Extracted records:
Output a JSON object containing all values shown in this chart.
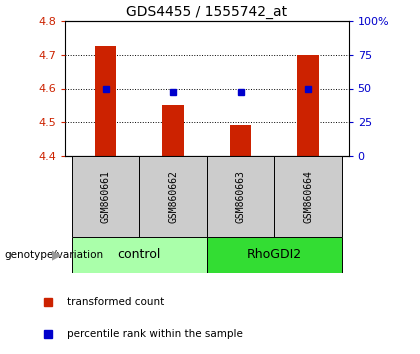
{
  "title": "GDS4455 / 1555742_at",
  "samples": [
    "GSM860661",
    "GSM860662",
    "GSM860663",
    "GSM860664"
  ],
  "red_values": [
    4.725,
    4.55,
    4.49,
    4.7
  ],
  "blue_values": [
    4.6,
    4.59,
    4.59,
    4.6
  ],
  "ylim_left": [
    4.4,
    4.8
  ],
  "ylim_right": [
    0,
    100
  ],
  "yticks_left": [
    4.4,
    4.5,
    4.6,
    4.7,
    4.8
  ],
  "yticks_right": [
    0,
    25,
    50,
    75,
    100
  ],
  "ytick_labels_right": [
    "0",
    "25",
    "50",
    "75",
    "100%"
  ],
  "groups": [
    {
      "label": "control",
      "samples": [
        0,
        1
      ],
      "color": "#aaffaa"
    },
    {
      "label": "RhoGDI2",
      "samples": [
        2,
        3
      ],
      "color": "#33dd33"
    }
  ],
  "bar_color": "#cc2200",
  "point_color": "#0000cc",
  "sample_box_color": "#cccccc",
  "legend_red_label": "transformed count",
  "legend_blue_label": "percentile rank within the sample",
  "genotype_label": "genotype/variation"
}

● **Aim**: Copy every record above exactly, leaving out any pictures.

● **Result of this exercise**:
Output a JSON object containing all values shown in this chart.
{
  "title": "GDS4455 / 1555742_at",
  "samples": [
    "GSM860661",
    "GSM860662",
    "GSM860663",
    "GSM860664"
  ],
  "red_values": [
    4.725,
    4.55,
    4.49,
    4.7
  ],
  "blue_values": [
    4.6,
    4.59,
    4.59,
    4.6
  ],
  "ylim_left": [
    4.4,
    4.8
  ],
  "ylim_right": [
    0,
    100
  ],
  "yticks_left": [
    4.4,
    4.5,
    4.6,
    4.7,
    4.8
  ],
  "yticks_right": [
    0,
    25,
    50,
    75,
    100
  ],
  "ytick_labels_right": [
    "0",
    "25",
    "50",
    "75",
    "100%"
  ],
  "groups": [
    {
      "label": "control",
      "samples": [
        0,
        1
      ],
      "color": "#aaffaa"
    },
    {
      "label": "RhoGDI2",
      "samples": [
        2,
        3
      ],
      "color": "#33dd33"
    }
  ],
  "bar_color": "#cc2200",
  "point_color": "#0000cc",
  "sample_box_color": "#cccccc",
  "legend_red_label": "transformed count",
  "legend_blue_label": "percentile rank within the sample",
  "genotype_label": "genotype/variation"
}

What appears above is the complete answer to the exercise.